* **Exercise requirements**
Retype the whole listing, please, keeping every line exact and dropping the pictures.

Start

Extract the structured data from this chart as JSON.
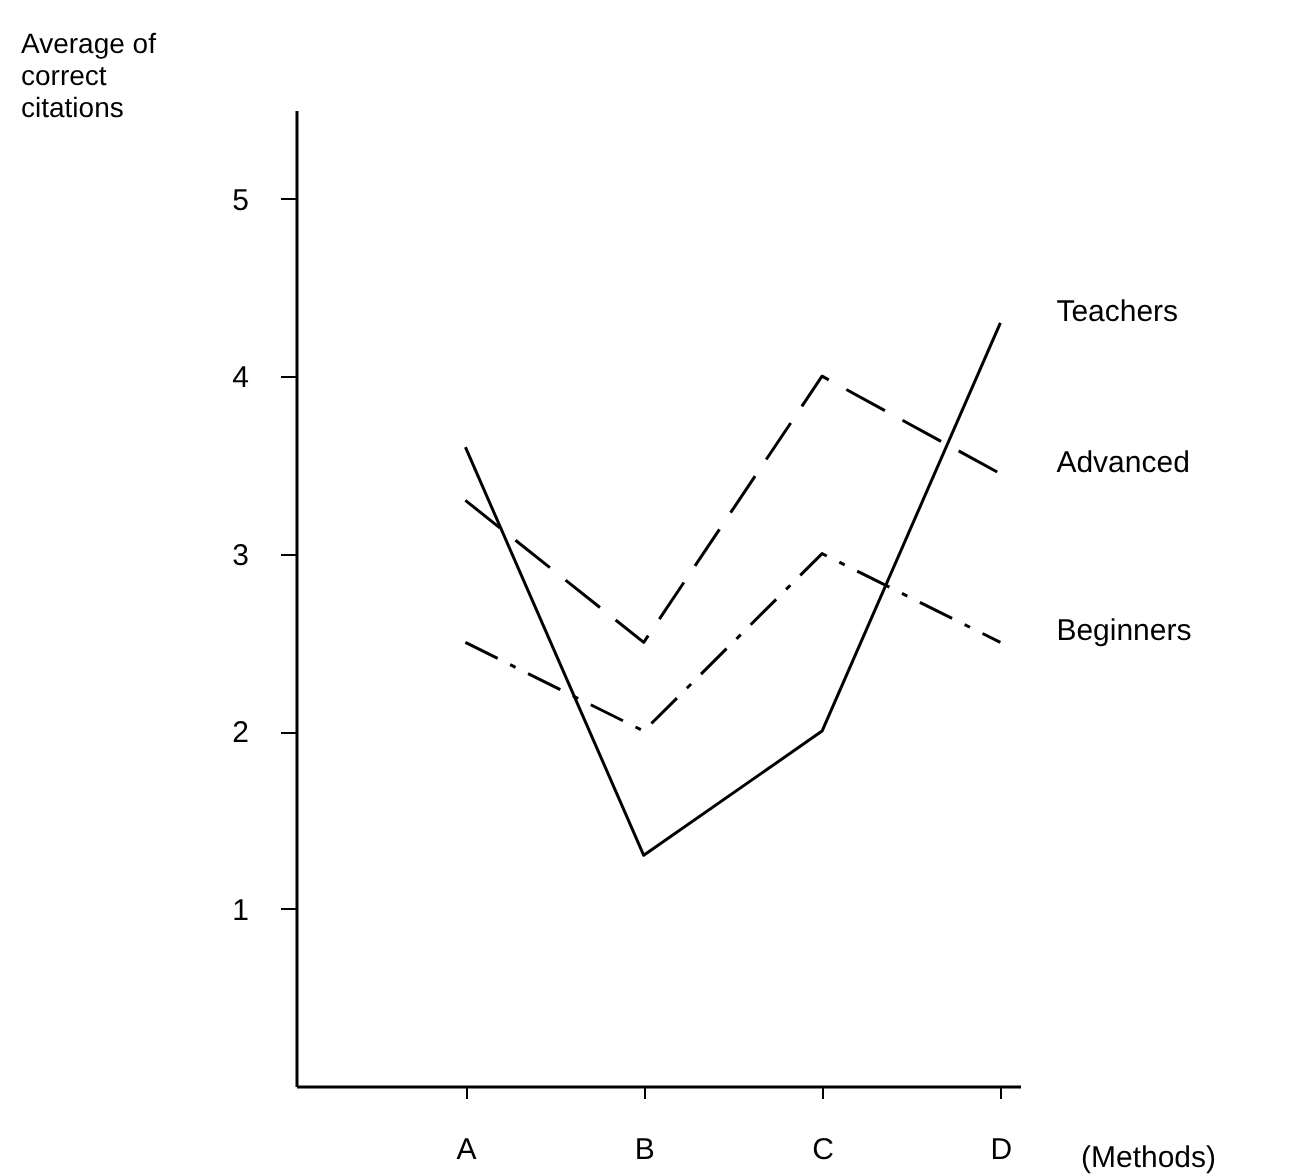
{
  "chart_data": {
    "type": "line",
    "ylabel": "Average of correct citations",
    "xlabel": "(Methods)",
    "categories": [
      "A",
      "B",
      "C",
      "D"
    ],
    "series": [
      {
        "name": "Teachers",
        "color": "#000000",
        "line_style": "solid",
        "values": [
          3.6,
          1.3,
          2.0,
          4.3
        ]
      },
      {
        "name": "Advanced",
        "color": "#000000",
        "line_style": "dashed",
        "values": [
          3.3,
          2.5,
          4.0,
          3.45
        ]
      },
      {
        "name": "Beginners",
        "color": "#000000",
        "line_style": "dashdot",
        "values": [
          2.5,
          2.0,
          3.0,
          2.5
        ]
      }
    ],
    "ylim": [
      0,
      5.5
    ],
    "yticks": [
      1,
      2,
      3,
      4,
      5
    ],
    "legend": false,
    "marker": "none"
  }
}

End

* **Output below**
Extract the structured data from this chart as JSON.
{
  "chart_data": {
    "type": "line",
    "ylabel": "Average of correct citations",
    "xlabel": "(Methods)",
    "categories": [
      "A",
      "B",
      "C",
      "D"
    ],
    "series": [
      {
        "name": "Teachers",
        "color": "#000000",
        "line_style": "solid",
        "values": [
          3.6,
          1.3,
          2.0,
          4.3
        ]
      },
      {
        "name": "Advanced",
        "color": "#000000",
        "line_style": "dashed",
        "values": [
          3.3,
          2.5,
          4.0,
          3.45
        ]
      },
      {
        "name": "Beginners",
        "color": "#000000",
        "line_style": "dashdot",
        "values": [
          2.5,
          2.0,
          3.0,
          2.5
        ]
      }
    ],
    "ylim": [
      0,
      5.5
    ],
    "yticks": [
      1,
      2,
      3,
      4,
      5
    ],
    "legend": false,
    "marker": "none"
  }
}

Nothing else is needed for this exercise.